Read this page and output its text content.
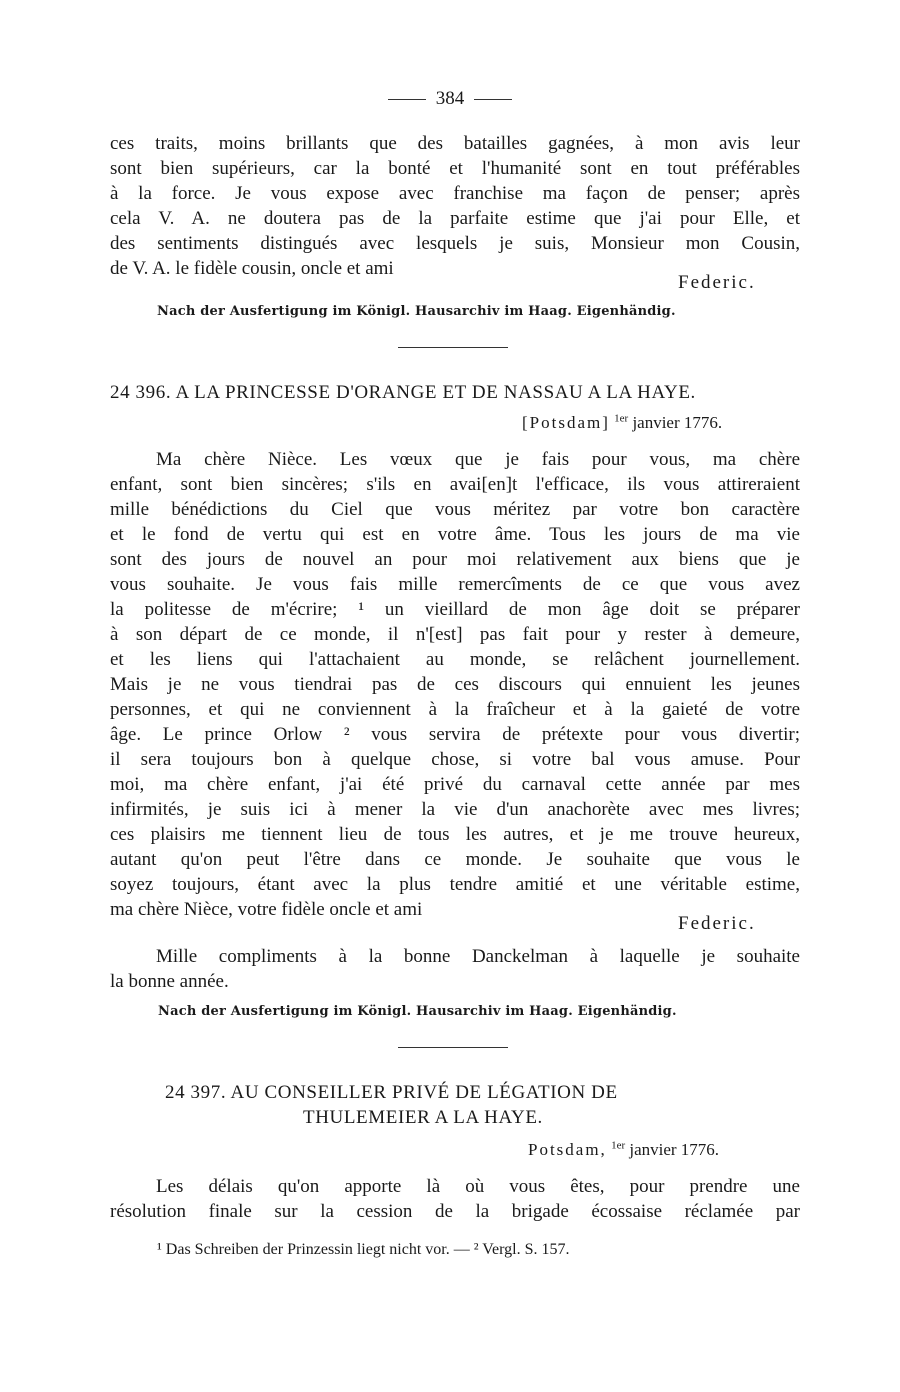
384
ces traits, moins brillants que des batailles gagnées, à mon avis leur
sont bien supérieurs, car la bonté et l'humanité sont en tout préférables
à la force. Je vous expose avec franchise ma façon de penser; après
cela V. A. ne doutera pas de la parfaite estime que j'ai pour Elle, et
des sentiments distingués avec lesquels je suis, Monsieur mon Cousin,
de V. A. le fidèle cousin, oncle et ami
Federic.
Nach der Ausfertigung im Königl. Hausarchiv im Haag. Eigenhändig.
24 396. A LA PRINCESSE D'ORANGE ET DE NASSAU A LA HAYE.
[Potsdam] $^{1er}$ janvier 1776.
Ma chère Nièce. Les vœux que je fais pour vous, ma chère
enfant, sont bien sincères; s'ils en avai[en]t l'efficace, ils vous attireraient
mille bénédictions du Ciel que vous méritez par votre bon caractère
et le fond de vertu qui est en votre âme. Tous les jours de ma vie
sont des jours de nouvel an pour moi relativement aux biens que je
vous souhaite. Je vous fais mille remercîments de ce que vous avez
la politesse de m'écrire; ¹ un vieillard de mon âge doit se préparer
à son départ de ce monde, il n'[est] pas fait pour y rester à demeure,
et les liens qui l'attachaient au monde, se relâchent journellement.
Mais je ne vous tiendrai pas de ces discours qui ennuient les jeunes
personnes, et qui ne conviennent à la fraîcheur et à la gaieté de votre
âge. Le prince Orlow ² vous servira de prétexte pour vous divertir;
il sera toujours bon à quelque chose, si votre bal vous amuse. Pour
moi, ma chère enfant, j'ai été privé du carnaval cette année par mes
infirmités, je suis ici à mener la vie d'un anachorète avec mes livres;
ces plaisirs me tiennent lieu de tous les autres, et je me trouve heureux,
autant qu'on peut l'être dans ce monde. Je souhaite que vous le
soyez toujours, étant avec la plus tendre amitié et une véritable estime,
ma chère Nièce, votre fidèle oncle et ami
Federic.
Mille compliments à la bonne Danckelman à laquelle je souhaite
la bonne année.
Nach der Ausfertigung im Königl. Hausarchiv im Haag. Eigenhändig.
24 397. AU CONSEILLER PRIVÉ DE LÉGATION DE
THULEMEIER A LA HAYE.
Potsdam, $^{1er}$ janvier 1776.
Les délais qu'on apporte là où vous êtes, pour prendre une
résolution finale sur la cession de la brigade écossaise réclamée par
¹ Das Schreiben der Prinzessin liegt nicht vor. — ² Vergl. S. 157.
==============================
Each line above is to be copied verbatim. Drop any image from the copy.

Read this page and output its text content.
384
ces traits, moins brillants que des batailles gagnées, à mon avis leur
sont bien supérieurs, car la bonté et l'humanité sont en tout préférables
à la force. Je vous expose avec franchise ma façon de penser; après
cela V. A. ne doutera pas de la parfaite estime que j'ai pour Elle, et
des sentiments distingués avec lesquels je suis, Monsieur mon Cousin,
de V. A. le fidèle cousin, oncle et ami
Federic.
Nach der Ausfertigung im Königl. Hausarchiv im Haag. Eigenhändig.
24 396. A LA PRINCESSE D'ORANGE ET DE NASSAU A LA HAYE.
[Potsdam] $^{1er}$ janvier 1776.
Ma chère Nièce. Les vœux que je fais pour vous, ma chère
enfant, sont bien sincères; s'ils en avai[en]t l'efficace, ils vous attireraient
mille bénédictions du Ciel que vous méritez par votre bon caractère
et le fond de vertu qui est en votre âme. Tous les jours de ma vie
sont des jours de nouvel an pour moi relativement aux biens que je
vous souhaite. Je vous fais mille remercîments de ce que vous avez
la politesse de m'écrire; ¹ un vieillard de mon âge doit se préparer
à son départ de ce monde, il n'[est] pas fait pour y rester à demeure,
et les liens qui l'attachaient au monde, se relâchent journellement.
Mais je ne vous tiendrai pas de ces discours qui ennuient les jeunes
personnes, et qui ne conviennent à la fraîcheur et à la gaieté de votre
âge. Le prince Orlow ² vous servira de prétexte pour vous divertir;
il sera toujours bon à quelque chose, si votre bal vous amuse. Pour
moi, ma chère enfant, j'ai été privé du carnaval cette année par mes
infirmités, je suis ici à mener la vie d'un anachorète avec mes livres;
ces plaisirs me tiennent lieu de tous les autres, et je me trouve heureux,
autant qu'on peut l'être dans ce monde. Je souhaite que vous le
soyez toujours, étant avec la plus tendre amitié et une véritable estime,
ma chère Nièce, votre fidèle oncle et ami
Federic.
Mille compliments à la bonne Danckelman à laquelle je souhaite
la bonne année.
Nach der Ausfertigung im Königl. Hausarchiv im Haag. Eigenhändig.
24 397. AU CONSEILLER PRIVÉ DE LÉGATION DE
THULEMEIER A LA HAYE.
Potsdam, $^{1er}$ janvier 1776.
Les délais qu'on apporte là où vous êtes, pour prendre une
résolution finale sur la cession de la brigade écossaise réclamée par
¹ Das Schreiben der Prinzessin liegt nicht vor. — ² Vergl. S. 157.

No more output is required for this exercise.